Requirement » Check every line of the data below for the word "containing". Copy the ones that have it.

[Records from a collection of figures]

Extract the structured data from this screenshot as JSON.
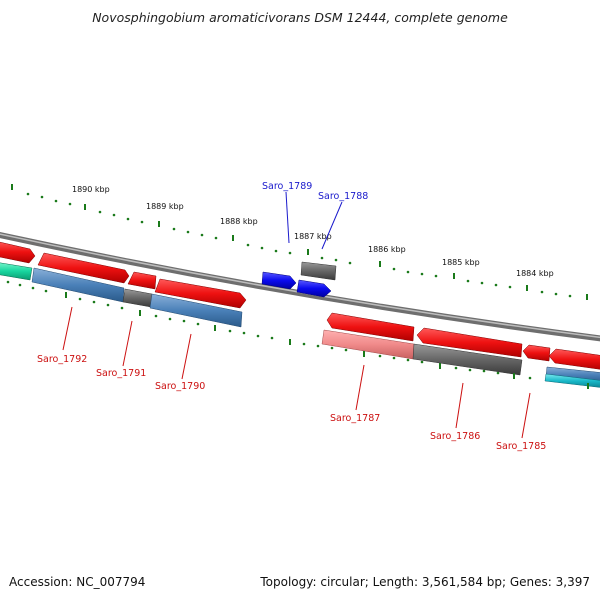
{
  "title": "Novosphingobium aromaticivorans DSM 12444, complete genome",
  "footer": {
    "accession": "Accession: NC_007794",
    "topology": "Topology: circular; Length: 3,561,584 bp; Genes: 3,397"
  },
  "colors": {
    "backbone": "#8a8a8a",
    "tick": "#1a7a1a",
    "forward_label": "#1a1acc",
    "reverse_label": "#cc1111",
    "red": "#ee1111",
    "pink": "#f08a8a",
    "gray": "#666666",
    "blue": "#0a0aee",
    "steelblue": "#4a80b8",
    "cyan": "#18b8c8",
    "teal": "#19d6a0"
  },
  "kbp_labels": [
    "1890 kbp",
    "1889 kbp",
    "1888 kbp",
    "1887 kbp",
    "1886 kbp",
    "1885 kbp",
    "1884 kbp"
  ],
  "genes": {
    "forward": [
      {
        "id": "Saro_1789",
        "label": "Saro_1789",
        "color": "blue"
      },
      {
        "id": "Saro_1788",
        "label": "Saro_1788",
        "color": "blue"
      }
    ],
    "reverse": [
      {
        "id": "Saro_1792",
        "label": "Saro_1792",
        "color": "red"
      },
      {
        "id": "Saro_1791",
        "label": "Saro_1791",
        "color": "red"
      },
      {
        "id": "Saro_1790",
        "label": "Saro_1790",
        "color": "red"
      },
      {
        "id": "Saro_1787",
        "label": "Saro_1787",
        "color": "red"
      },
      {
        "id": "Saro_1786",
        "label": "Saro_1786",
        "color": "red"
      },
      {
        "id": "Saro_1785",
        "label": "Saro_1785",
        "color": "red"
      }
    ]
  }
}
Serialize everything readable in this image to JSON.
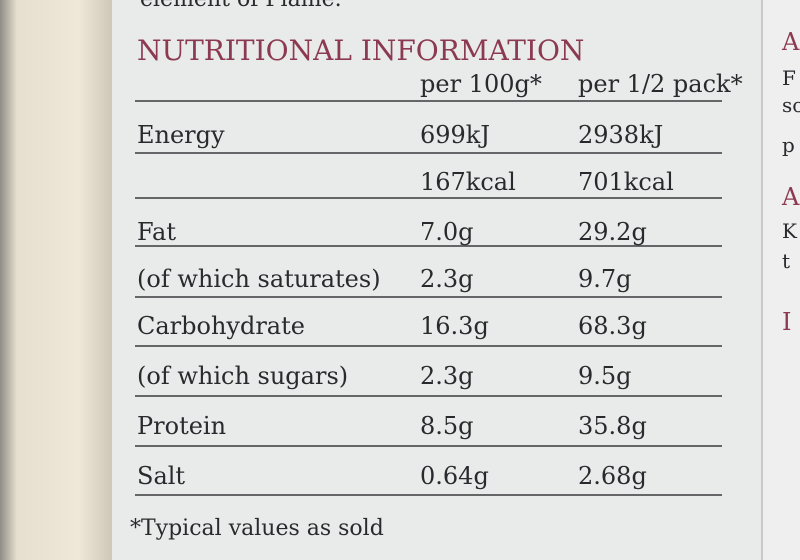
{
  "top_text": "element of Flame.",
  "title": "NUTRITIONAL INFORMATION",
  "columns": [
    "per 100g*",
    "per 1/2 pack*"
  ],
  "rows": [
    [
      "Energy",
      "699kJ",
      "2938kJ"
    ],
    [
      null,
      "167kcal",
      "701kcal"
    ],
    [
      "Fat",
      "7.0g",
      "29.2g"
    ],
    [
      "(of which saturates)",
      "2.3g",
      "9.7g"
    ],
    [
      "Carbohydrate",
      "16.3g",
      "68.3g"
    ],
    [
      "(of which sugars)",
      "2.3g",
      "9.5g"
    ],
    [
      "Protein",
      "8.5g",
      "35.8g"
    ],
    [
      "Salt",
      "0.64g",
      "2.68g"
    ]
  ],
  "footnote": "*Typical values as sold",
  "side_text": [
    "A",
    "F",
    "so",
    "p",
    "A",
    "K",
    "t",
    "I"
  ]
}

...

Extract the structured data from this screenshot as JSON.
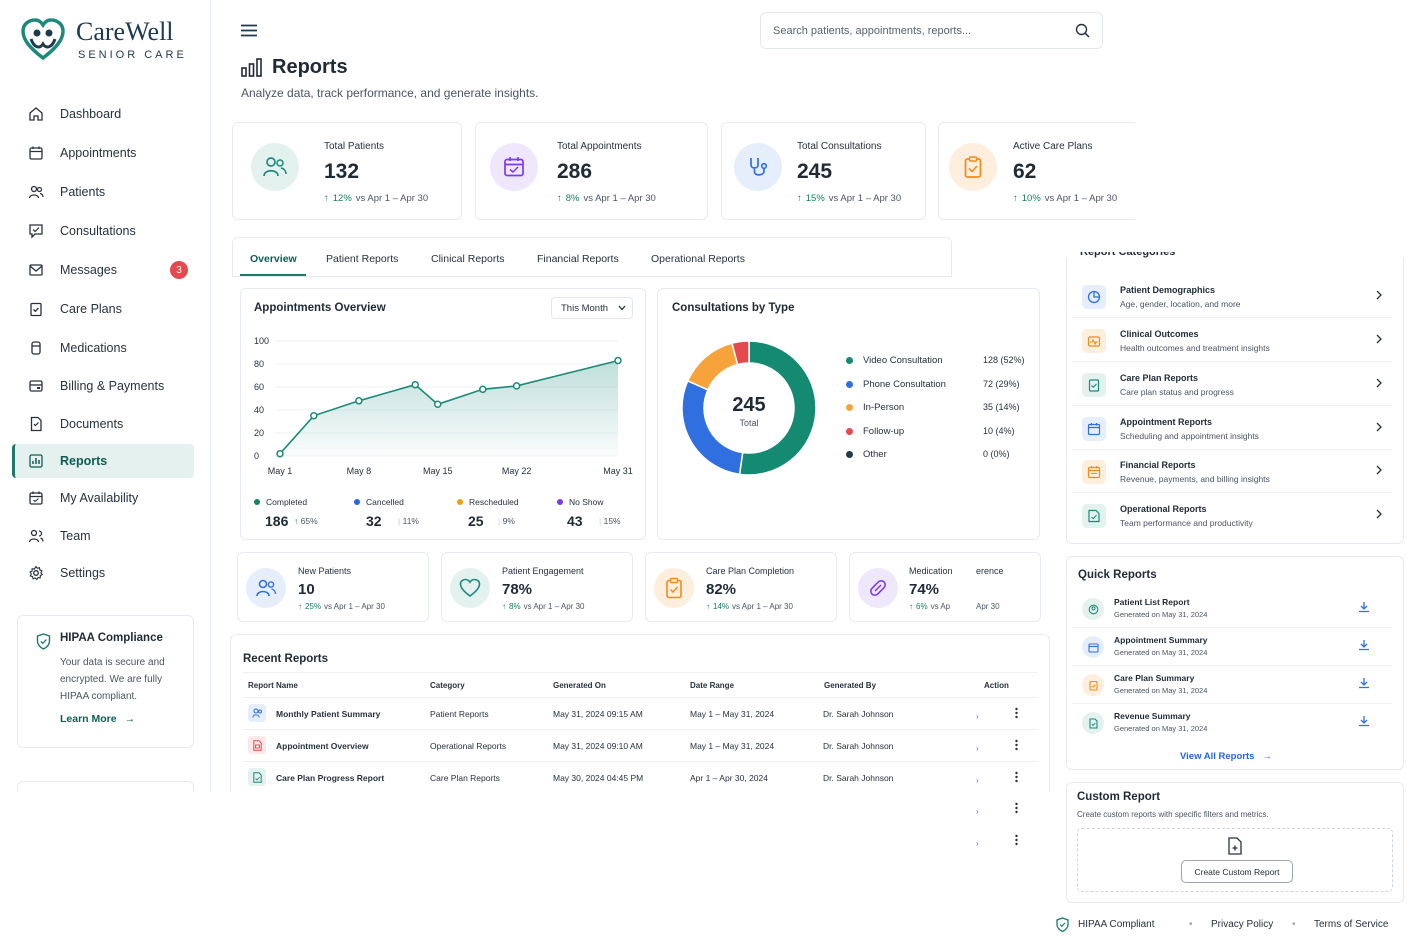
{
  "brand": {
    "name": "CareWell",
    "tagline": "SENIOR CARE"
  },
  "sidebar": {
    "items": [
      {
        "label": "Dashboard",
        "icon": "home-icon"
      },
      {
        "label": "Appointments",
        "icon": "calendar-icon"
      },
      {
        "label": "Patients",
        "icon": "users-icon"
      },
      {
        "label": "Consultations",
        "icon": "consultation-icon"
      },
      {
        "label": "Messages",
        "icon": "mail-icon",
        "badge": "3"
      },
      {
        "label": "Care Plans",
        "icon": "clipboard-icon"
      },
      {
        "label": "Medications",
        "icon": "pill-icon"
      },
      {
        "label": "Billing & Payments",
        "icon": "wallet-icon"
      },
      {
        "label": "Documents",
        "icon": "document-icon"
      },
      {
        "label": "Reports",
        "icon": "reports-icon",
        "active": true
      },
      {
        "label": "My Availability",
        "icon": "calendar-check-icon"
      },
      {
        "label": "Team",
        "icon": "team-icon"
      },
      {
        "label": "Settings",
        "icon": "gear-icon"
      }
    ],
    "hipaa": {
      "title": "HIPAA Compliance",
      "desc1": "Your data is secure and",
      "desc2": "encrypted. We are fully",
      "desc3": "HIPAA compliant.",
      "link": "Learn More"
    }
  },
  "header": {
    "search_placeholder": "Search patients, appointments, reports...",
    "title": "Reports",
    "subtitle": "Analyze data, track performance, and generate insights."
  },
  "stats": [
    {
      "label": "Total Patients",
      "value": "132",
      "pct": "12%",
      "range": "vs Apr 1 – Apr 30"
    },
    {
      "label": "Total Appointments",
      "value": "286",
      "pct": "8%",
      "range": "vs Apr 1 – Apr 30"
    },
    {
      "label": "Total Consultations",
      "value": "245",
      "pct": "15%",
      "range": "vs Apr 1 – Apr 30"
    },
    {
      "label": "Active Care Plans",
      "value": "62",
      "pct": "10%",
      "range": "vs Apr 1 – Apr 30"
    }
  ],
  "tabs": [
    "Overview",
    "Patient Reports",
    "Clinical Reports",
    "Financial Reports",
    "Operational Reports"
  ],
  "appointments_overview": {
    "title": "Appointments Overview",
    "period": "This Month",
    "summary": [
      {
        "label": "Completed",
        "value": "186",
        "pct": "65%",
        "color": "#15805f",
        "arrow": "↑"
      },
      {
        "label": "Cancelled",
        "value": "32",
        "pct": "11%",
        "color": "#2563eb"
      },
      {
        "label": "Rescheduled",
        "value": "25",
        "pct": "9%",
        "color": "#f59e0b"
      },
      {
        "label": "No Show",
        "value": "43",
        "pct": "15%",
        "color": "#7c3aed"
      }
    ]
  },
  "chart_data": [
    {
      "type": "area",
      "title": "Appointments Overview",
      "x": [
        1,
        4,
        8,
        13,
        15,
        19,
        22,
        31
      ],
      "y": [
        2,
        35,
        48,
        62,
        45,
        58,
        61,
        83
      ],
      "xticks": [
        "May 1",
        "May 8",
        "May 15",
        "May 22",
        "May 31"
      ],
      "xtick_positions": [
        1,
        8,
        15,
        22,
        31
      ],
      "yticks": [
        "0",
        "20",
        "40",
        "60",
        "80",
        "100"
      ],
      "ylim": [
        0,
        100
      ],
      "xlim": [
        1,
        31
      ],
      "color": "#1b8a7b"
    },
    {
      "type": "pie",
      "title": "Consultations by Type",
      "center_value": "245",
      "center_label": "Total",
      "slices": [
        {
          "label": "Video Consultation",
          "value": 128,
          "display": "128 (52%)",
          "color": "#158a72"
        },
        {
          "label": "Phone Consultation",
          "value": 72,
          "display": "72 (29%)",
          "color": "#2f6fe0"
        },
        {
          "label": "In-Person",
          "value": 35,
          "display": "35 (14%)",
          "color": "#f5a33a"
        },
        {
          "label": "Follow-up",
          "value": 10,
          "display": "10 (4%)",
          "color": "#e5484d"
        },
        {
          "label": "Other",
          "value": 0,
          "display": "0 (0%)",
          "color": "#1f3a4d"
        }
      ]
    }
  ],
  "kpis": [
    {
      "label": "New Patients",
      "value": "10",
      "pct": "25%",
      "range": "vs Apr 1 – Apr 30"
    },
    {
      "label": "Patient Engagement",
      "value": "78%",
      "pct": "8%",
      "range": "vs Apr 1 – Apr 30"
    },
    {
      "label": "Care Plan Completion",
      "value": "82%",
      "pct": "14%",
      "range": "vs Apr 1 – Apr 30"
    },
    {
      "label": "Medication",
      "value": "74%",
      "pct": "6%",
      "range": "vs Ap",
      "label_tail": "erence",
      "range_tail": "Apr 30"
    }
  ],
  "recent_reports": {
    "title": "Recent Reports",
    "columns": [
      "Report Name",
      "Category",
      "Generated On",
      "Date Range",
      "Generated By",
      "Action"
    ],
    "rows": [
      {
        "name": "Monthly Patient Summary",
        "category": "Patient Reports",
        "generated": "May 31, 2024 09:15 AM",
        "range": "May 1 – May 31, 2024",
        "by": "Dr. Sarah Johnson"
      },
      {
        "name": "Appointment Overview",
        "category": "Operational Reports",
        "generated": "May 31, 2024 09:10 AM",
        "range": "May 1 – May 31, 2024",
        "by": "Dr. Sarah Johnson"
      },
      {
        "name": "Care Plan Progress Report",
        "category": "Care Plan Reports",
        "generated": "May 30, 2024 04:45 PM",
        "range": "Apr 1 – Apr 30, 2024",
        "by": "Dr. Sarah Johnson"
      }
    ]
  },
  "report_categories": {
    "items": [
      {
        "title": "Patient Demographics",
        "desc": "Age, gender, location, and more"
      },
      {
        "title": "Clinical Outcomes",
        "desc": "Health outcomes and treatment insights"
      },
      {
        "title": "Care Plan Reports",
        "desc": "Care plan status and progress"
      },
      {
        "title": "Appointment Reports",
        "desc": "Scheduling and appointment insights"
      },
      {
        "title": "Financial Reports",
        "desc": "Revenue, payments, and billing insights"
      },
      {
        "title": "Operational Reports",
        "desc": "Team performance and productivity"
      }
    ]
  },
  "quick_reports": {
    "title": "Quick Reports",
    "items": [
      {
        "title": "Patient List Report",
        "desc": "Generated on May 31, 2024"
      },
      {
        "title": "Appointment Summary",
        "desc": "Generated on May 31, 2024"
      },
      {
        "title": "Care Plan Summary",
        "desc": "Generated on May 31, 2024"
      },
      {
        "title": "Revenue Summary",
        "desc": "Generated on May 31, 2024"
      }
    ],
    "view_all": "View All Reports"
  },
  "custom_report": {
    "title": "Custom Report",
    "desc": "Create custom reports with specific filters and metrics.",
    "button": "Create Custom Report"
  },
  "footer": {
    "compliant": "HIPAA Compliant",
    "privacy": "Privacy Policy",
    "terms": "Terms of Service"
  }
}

---

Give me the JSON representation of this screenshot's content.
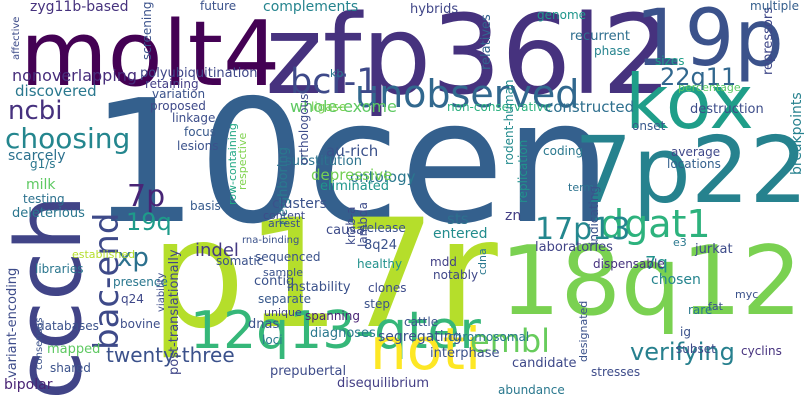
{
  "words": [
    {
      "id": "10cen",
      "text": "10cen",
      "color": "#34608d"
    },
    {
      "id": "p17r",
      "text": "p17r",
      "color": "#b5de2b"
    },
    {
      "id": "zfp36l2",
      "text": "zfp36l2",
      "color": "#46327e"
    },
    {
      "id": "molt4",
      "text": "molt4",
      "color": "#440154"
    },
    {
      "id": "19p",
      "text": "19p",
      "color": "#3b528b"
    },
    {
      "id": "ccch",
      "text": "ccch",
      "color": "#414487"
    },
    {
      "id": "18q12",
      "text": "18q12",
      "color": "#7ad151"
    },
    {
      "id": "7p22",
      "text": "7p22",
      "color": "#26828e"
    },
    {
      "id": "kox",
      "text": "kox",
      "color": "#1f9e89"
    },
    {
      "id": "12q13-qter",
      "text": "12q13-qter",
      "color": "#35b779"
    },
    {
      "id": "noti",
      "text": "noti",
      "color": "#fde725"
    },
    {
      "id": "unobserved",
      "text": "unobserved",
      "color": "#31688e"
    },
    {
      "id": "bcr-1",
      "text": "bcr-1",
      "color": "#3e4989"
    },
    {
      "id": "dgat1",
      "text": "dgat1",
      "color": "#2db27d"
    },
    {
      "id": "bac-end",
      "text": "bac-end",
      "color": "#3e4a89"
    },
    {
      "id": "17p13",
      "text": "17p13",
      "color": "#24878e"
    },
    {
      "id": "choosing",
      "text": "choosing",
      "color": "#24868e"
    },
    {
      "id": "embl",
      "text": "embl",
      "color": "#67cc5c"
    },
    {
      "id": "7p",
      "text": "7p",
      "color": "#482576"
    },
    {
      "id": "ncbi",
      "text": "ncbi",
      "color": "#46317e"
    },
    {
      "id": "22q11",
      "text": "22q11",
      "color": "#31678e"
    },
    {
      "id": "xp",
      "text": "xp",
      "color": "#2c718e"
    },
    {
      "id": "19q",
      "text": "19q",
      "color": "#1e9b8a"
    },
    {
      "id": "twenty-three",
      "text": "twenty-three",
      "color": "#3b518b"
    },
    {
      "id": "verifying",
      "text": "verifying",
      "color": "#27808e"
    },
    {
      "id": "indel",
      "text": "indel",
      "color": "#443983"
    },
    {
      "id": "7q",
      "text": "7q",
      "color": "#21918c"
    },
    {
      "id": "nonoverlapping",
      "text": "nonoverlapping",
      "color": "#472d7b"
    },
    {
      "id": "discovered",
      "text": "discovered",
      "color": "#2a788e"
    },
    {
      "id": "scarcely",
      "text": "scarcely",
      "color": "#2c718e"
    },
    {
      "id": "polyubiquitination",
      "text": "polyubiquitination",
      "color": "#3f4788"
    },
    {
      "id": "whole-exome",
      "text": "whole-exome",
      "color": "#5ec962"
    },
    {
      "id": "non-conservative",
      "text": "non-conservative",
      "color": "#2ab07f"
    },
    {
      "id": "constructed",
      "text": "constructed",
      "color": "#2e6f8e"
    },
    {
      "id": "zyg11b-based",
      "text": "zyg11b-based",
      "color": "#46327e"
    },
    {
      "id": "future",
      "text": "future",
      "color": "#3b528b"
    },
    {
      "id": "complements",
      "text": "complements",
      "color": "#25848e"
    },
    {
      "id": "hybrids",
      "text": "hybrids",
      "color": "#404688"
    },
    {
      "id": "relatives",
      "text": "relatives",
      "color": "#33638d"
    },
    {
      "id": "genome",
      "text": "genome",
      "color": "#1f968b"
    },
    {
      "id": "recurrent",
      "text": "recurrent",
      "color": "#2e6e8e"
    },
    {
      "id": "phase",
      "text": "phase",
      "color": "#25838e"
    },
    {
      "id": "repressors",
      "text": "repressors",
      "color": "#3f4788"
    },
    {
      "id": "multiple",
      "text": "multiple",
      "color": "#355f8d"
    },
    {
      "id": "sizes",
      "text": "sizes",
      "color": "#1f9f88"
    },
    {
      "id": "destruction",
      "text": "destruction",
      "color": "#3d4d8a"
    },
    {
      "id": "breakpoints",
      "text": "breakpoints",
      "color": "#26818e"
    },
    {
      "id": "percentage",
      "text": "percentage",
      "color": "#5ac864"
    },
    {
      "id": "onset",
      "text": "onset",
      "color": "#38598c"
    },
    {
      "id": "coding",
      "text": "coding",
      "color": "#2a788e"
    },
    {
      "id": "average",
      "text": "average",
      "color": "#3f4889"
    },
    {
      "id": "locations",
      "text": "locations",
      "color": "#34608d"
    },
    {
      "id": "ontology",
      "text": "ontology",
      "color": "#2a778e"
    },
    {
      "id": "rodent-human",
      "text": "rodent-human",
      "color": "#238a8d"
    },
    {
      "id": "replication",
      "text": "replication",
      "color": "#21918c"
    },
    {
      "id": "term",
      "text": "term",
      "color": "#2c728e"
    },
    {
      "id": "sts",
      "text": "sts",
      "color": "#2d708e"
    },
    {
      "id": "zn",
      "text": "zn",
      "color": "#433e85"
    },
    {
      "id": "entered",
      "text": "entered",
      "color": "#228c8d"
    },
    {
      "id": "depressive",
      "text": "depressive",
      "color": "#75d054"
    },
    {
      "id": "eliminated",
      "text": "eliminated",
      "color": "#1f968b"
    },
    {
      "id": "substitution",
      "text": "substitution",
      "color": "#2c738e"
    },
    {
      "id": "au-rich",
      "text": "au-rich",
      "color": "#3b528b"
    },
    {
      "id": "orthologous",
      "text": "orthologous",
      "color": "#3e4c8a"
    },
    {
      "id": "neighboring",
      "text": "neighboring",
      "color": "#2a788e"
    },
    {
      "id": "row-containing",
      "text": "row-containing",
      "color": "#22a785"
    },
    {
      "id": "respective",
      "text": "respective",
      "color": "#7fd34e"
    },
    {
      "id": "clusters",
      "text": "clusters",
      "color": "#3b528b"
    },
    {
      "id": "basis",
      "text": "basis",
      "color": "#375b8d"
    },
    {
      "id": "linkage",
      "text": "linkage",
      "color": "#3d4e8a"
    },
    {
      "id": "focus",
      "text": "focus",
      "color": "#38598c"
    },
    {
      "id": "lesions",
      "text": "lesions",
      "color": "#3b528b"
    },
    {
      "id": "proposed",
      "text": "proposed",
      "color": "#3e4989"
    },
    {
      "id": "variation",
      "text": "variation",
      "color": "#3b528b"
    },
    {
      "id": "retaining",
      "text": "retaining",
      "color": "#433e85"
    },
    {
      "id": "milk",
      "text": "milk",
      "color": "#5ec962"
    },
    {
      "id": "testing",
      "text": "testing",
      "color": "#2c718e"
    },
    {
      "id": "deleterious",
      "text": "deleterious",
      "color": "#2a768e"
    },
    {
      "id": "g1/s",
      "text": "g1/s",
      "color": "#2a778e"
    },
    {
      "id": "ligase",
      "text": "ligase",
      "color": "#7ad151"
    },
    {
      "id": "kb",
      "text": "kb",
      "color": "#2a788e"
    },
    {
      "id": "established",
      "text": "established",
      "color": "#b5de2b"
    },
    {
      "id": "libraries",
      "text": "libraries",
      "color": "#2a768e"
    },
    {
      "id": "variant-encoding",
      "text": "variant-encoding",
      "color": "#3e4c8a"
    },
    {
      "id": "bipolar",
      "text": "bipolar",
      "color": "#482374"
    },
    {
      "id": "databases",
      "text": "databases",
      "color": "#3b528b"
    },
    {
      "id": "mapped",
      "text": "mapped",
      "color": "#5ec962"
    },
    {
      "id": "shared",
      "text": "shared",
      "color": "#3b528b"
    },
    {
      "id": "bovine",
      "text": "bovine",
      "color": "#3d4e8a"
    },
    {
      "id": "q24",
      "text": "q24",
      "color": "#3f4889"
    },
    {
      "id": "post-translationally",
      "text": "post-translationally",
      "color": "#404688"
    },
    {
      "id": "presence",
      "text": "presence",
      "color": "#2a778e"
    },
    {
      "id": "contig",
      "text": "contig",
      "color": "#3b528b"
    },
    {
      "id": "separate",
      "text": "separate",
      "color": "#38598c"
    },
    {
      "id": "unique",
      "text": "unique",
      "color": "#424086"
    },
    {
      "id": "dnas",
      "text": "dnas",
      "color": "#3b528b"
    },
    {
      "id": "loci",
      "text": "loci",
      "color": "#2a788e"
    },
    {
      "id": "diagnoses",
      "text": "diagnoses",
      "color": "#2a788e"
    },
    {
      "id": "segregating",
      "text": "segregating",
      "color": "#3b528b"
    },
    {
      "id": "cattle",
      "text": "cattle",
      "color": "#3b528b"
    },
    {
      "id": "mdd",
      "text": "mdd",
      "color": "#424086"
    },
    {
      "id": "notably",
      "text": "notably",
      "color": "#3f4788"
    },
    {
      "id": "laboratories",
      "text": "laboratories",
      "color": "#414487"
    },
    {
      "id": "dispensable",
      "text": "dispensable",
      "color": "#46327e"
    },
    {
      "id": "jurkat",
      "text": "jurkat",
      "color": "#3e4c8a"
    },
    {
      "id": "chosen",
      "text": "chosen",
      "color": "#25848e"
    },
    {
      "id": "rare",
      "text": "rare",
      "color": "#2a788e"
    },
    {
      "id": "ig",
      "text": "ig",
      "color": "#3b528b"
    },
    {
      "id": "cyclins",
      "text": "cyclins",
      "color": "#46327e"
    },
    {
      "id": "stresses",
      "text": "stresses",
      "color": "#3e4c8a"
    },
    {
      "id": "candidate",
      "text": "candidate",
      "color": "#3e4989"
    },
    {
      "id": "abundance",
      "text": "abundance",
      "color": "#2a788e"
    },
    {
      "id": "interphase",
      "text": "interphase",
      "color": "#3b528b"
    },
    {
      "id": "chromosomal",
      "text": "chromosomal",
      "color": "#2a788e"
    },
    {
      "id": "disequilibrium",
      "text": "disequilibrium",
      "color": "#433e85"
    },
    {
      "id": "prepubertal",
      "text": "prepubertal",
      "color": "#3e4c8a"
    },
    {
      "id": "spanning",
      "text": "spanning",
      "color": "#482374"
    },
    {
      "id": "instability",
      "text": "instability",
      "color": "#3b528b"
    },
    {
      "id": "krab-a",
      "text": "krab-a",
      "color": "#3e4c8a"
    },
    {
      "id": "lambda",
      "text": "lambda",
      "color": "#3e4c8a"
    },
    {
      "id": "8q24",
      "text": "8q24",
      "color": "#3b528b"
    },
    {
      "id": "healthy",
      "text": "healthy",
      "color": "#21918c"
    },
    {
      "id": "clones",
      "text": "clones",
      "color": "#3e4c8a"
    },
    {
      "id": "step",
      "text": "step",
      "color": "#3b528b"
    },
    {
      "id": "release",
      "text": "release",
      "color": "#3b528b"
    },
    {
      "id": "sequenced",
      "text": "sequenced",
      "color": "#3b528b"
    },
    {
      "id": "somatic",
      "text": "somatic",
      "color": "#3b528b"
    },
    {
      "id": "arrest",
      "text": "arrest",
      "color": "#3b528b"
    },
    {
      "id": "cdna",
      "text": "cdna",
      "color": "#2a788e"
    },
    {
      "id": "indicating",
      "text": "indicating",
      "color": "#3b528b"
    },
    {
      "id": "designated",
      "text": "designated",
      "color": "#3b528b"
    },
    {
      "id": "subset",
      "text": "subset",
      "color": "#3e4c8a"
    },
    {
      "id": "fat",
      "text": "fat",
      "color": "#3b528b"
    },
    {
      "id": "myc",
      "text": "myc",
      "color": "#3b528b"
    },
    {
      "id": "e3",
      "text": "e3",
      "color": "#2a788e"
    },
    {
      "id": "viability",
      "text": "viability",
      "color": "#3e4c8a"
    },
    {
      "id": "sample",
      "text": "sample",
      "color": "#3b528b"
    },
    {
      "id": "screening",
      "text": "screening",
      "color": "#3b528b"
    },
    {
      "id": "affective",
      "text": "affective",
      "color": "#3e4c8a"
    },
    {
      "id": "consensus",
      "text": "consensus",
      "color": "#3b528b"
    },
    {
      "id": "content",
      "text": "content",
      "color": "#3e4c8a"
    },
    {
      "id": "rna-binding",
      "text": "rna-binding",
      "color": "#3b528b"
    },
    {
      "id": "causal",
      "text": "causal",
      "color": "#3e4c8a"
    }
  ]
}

Task solution »
      "id": "row-containing",
      "text": "row-containing",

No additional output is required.